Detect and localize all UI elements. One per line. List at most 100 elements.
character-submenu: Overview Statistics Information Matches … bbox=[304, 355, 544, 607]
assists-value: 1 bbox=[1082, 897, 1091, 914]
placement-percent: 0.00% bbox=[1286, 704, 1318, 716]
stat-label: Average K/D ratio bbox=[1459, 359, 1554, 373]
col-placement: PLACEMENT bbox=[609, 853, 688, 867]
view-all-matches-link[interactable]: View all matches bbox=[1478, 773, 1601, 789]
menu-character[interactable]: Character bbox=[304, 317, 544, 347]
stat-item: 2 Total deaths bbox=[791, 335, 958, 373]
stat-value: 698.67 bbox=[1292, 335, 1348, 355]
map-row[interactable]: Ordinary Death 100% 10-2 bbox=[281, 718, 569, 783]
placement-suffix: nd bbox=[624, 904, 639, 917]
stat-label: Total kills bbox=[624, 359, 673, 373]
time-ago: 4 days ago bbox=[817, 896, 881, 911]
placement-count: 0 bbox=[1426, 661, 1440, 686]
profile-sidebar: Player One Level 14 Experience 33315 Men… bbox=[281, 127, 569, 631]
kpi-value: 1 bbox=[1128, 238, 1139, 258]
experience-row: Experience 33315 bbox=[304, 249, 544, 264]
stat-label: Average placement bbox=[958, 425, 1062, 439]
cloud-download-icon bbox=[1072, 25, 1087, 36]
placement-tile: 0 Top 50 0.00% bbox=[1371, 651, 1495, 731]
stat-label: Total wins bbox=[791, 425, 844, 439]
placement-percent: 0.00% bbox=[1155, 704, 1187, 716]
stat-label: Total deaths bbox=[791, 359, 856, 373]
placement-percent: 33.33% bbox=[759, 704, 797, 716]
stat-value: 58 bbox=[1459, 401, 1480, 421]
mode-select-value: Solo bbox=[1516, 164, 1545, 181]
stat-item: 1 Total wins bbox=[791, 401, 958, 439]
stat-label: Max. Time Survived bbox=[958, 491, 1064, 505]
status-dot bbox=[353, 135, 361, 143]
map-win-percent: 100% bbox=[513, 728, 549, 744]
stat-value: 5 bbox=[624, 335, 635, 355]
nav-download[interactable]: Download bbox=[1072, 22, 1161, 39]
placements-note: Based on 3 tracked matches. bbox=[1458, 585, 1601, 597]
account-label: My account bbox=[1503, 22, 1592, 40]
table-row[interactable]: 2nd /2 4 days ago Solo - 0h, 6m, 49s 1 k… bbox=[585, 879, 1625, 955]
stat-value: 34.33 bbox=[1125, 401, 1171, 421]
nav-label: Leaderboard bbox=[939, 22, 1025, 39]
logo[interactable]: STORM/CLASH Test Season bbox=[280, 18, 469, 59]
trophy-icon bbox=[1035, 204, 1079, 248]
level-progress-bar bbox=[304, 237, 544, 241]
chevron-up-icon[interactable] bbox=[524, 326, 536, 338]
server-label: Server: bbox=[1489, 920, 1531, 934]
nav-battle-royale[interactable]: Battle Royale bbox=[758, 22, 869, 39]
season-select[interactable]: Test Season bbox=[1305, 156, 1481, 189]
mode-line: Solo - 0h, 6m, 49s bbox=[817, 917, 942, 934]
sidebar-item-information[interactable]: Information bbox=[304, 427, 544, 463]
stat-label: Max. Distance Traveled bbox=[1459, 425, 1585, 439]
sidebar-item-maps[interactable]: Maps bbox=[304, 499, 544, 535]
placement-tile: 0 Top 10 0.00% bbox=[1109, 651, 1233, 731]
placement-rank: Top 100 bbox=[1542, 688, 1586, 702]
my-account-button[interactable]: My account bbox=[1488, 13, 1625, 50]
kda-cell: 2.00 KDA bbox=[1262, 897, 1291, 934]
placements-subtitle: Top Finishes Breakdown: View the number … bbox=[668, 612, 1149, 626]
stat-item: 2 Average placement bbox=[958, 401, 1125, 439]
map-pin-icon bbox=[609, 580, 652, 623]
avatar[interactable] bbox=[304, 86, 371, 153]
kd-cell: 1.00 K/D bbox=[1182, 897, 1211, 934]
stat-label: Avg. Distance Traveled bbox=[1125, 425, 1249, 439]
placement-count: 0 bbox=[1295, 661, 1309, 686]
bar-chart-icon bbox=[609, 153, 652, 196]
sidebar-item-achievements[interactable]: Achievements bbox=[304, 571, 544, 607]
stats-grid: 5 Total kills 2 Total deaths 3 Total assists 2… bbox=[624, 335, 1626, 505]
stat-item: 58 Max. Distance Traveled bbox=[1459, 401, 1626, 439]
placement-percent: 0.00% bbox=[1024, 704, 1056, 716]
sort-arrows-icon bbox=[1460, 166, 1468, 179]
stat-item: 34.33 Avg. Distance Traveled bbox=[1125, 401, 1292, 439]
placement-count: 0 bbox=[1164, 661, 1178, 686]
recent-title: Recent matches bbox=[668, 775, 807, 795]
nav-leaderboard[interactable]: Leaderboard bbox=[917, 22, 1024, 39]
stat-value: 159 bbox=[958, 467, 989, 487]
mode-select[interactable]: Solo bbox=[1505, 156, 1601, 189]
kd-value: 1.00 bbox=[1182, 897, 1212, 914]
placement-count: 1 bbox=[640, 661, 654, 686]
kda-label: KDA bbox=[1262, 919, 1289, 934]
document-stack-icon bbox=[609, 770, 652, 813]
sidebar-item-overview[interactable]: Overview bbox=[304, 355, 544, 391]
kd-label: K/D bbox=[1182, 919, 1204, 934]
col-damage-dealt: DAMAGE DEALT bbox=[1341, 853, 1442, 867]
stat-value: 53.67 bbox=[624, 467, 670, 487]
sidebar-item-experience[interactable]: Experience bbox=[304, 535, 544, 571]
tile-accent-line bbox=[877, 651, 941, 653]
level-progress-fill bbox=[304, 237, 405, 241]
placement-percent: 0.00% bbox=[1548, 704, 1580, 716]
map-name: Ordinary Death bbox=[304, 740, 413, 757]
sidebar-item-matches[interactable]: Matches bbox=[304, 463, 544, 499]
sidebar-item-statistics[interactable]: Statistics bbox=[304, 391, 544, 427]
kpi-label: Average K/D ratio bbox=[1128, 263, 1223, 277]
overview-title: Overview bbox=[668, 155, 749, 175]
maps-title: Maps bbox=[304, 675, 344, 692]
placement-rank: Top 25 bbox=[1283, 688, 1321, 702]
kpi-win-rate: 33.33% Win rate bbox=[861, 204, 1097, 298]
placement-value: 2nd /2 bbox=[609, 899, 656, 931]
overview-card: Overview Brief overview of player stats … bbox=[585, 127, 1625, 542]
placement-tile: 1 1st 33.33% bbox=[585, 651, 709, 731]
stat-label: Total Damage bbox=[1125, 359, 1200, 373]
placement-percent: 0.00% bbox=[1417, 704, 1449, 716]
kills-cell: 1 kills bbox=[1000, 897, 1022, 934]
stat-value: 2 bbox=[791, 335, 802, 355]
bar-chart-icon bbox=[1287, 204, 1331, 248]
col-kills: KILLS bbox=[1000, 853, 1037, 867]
*-*-*
Work to do: Reproduce all of the entries above line for line, with no changes.

Result:
Detect and localize all UI elements. One per line. List at most 100 elements.
character-submenu: Overview Statistics Information Matches … bbox=[304, 355, 544, 607]
assists-value: 1 bbox=[1082, 897, 1091, 914]
placement-percent: 0.00% bbox=[1286, 704, 1318, 716]
stat-label: Average K/D ratio bbox=[1459, 359, 1554, 373]
col-placement: PLACEMENT bbox=[609, 853, 688, 867]
view-all-matches-link[interactable]: View all matches bbox=[1478, 773, 1601, 789]
menu-character[interactable]: Character bbox=[304, 317, 544, 347]
stat-item: 2 Total deaths bbox=[791, 335, 958, 373]
stat-value: 698.67 bbox=[1292, 335, 1348, 355]
map-row[interactable]: Ordinary Death 100% 10-2 bbox=[281, 718, 569, 783]
placement-suffix: nd bbox=[624, 904, 639, 917]
stat-label: Total kills bbox=[624, 359, 673, 373]
time-ago: 4 days ago bbox=[817, 896, 881, 911]
placement-count: 0 bbox=[1426, 661, 1440, 686]
profile-sidebar: Player One Level 14 Experience 33315 Men… bbox=[281, 127, 569, 631]
kpi-value: 1 bbox=[1128, 238, 1139, 258]
experience-row: Experience 33315 bbox=[304, 249, 544, 264]
stat-label: Average placement bbox=[958, 425, 1062, 439]
cloud-download-icon bbox=[1072, 25, 1087, 36]
placement-tile: 0 Top 50 0.00% bbox=[1371, 651, 1495, 731]
stat-label: Total wins bbox=[791, 425, 844, 439]
placement-percent: 0.00% bbox=[1155, 704, 1187, 716]
stat-label: Total deaths bbox=[791, 359, 856, 373]
placement-percent: 33.33% bbox=[759, 704, 797, 716]
stat-value: 58 bbox=[1459, 401, 1480, 421]
mode-select-value: Solo bbox=[1516, 164, 1545, 181]
stat-item: 1 Total wins bbox=[791, 401, 958, 439]
stat-label: Max. Time Survived bbox=[958, 491, 1064, 505]
status-dot bbox=[353, 135, 361, 143]
map-win-percent: 100% bbox=[513, 728, 549, 744]
stat-value: 5 bbox=[624, 335, 635, 355]
nav-download[interactable]: Download bbox=[1072, 22, 1161, 39]
placements-note: Based on 3 tracked matches. bbox=[1458, 585, 1601, 597]
account-label: My account bbox=[1503, 22, 1592, 40]
table-row[interactable]: 2nd /2 4 days ago Solo - 0h, 6m, 49s 1 k… bbox=[585, 879, 1625, 955]
stat-value: 34.33 bbox=[1125, 401, 1171, 421]
nav-label: Leaderboard bbox=[939, 22, 1025, 39]
logo[interactable]: STORM/CLASH Test Season bbox=[280, 18, 469, 59]
trophy-icon bbox=[1035, 204, 1079, 248]
level-progress-bar bbox=[304, 237, 544, 241]
chevron-up-icon[interactable] bbox=[524, 326, 536, 338]
server-label: Server: bbox=[1489, 920, 1531, 934]
nav-battle-royale[interactable]: Battle Royale bbox=[758, 22, 869, 39]
season-select[interactable]: Test Season bbox=[1305, 156, 1481, 189]
mode-line: Solo - 0h, 6m, 49s bbox=[817, 917, 942, 934]
sidebar-item-information[interactable]: Information bbox=[304, 427, 544, 463]
stat-label: Max. Distance Traveled bbox=[1459, 425, 1585, 439]
sidebar-item-maps[interactable]: Maps bbox=[304, 499, 544, 535]
placement-tile: 0 Top 10 0.00% bbox=[1109, 651, 1233, 731]
placement-rank: Top 100 bbox=[1542, 688, 1586, 702]
my-account-button[interactable]: My account bbox=[1488, 13, 1625, 50]
kda-cell: 2.00 KDA bbox=[1262, 897, 1291, 934]
placements-subtitle: Top Finishes Breakdown: View the number … bbox=[668, 612, 1149, 626]
stat-item: 2 Average placement bbox=[958, 401, 1125, 439]
map-pin-icon bbox=[609, 580, 652, 623]
avatar[interactable] bbox=[304, 86, 371, 153]
kd-cell: 1.00 K/D bbox=[1182, 897, 1211, 934]
stat-label: Avg. Distance Traveled bbox=[1125, 425, 1249, 439]
placement-count: 0 bbox=[1295, 661, 1309, 686]
bar-chart-icon bbox=[609, 153, 652, 196]
sidebar-item-achievements[interactable]: Achievements bbox=[304, 571, 544, 607]
stats-grid: 5 Total kills 2 Total deaths 3 Total assists 2… bbox=[624, 335, 1626, 505]
stat-item: 58 Max. Distance Traveled bbox=[1459, 401, 1626, 439]
placement-percent: 0.00% bbox=[1024, 704, 1056, 716]
sort-arrows-icon bbox=[1460, 166, 1468, 179]
stat-item: 34.33 Avg. Distance Traveled bbox=[1125, 401, 1292, 439]
placement-count: 0 bbox=[1164, 661, 1178, 686]
recent-title: Recent matches bbox=[668, 775, 807, 795]
nav-leaderboard[interactable]: Leaderboard bbox=[917, 22, 1024, 39]
stat-value: 159 bbox=[958, 467, 989, 487]
mode-select[interactable]: Solo bbox=[1505, 156, 1601, 189]
kd-value: 1.00 bbox=[1182, 897, 1212, 914]
placement-count: 1 bbox=[640, 661, 654, 686]
kda-label: KDA bbox=[1262, 919, 1289, 934]
document-stack-icon bbox=[609, 770, 652, 813]
sidebar-item-overview[interactable]: Overview bbox=[304, 355, 544, 391]
kd-label: K/D bbox=[1182, 919, 1204, 934]
col-damage-dealt: DAMAGE DEALT bbox=[1341, 853, 1442, 867]
stat-value: 53.67 bbox=[624, 467, 670, 487]
sidebar-item-experience[interactable]: Experience bbox=[304, 535, 544, 571]
tile-accent-line bbox=[877, 651, 941, 653]
level-progress-fill bbox=[304, 237, 405, 241]
placement-percent: 0.00% bbox=[1548, 704, 1580, 716]
map-name: Ordinary Death bbox=[304, 740, 413, 757]
sidebar-item-matches[interactable]: Matches bbox=[304, 463, 544, 499]
sidebar-item-statistics[interactable]: Statistics bbox=[304, 391, 544, 427]
kpi-label: Average K/D ratio bbox=[1128, 263, 1223, 277]
overview-title: Overview bbox=[668, 155, 749, 175]
maps-title: Maps bbox=[304, 675, 344, 692]
placement-rank: Top 25 bbox=[1283, 688, 1321, 702]
kpi-win-rate: 33.33% Win rate bbox=[861, 204, 1097, 298]
placement-value: 2nd /2 bbox=[609, 899, 656, 931]
overview-card: Overview Brief overview of player stats … bbox=[585, 127, 1625, 542]
placement-tile: 1 1st 33.33% bbox=[585, 651, 709, 731]
stat-label: Total Damage bbox=[1125, 359, 1200, 373]
placement-percent: 0.00% bbox=[1417, 704, 1449, 716]
kills-cell: 1 kills bbox=[1000, 897, 1022, 934]
stat-value: 2 bbox=[791, 335, 802, 355]
bar-chart-icon bbox=[1287, 204, 1331, 248]
col-kills: KILLS bbox=[1000, 853, 1037, 867]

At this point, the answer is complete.